▶ [Stated goal] Each line below is to be written out in full, exactly as shown.
===== Records for this exercise
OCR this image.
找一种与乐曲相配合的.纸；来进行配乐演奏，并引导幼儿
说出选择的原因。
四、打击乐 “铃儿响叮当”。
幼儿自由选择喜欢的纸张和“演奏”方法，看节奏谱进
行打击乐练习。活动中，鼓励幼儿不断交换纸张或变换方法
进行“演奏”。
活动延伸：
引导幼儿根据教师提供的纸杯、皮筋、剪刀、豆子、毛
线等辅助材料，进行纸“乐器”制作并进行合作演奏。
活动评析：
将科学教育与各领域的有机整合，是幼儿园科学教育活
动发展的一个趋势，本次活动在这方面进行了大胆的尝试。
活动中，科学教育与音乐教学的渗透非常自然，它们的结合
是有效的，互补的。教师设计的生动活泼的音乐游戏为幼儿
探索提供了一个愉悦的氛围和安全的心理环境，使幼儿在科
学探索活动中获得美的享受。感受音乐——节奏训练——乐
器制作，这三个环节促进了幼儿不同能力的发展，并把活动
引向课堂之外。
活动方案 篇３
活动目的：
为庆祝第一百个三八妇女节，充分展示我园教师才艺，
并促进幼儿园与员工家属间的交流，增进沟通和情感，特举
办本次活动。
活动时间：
==========
▶ [Written response]
OCR this image.
找一种与乐曲相配合的.纸；来进行配乐演奏，并引导幼儿
说出选择的原因。
四、打击乐 “铃儿响叮当”。
幼儿自由选择喜欢的纸张和“演奏”方法，看节奏谱进
行打击乐练习。活动中，鼓励幼儿不断交换纸张或变换方法
进行“演奏”。
活动延伸：
引导幼儿根据教师提供的纸杯、皮筋、剪刀、豆子、毛
线等辅助材料，进行纸“乐器”制作并进行合作演奏。
活动评析：
将科学教育与各领域的有机整合，是幼儿园科学教育活
动发展的一个趋势，本次活动在这方面进行了大胆的尝试。
活动中，科学教育与音乐教学的渗透非常自然，它们的结合
是有效的，互补的。教师设计的生动活泼的音乐游戏为幼儿
探索提供了一个愉悦的氛围和安全的心理环境，使幼儿在科
学探索活动中获得美的享受。感受音乐——节奏训练——乐
器制作，这三个环节促进了幼儿不同能力的发展，并把活动
引向课堂之外。
活动方案 篇３
活动目的：
为庆祝第一百个三八妇女节，充分展示我园教师才艺，
并促进幼儿园与员工家属间的交流，增进沟通和情感，特举
办本次活动。
活动时间：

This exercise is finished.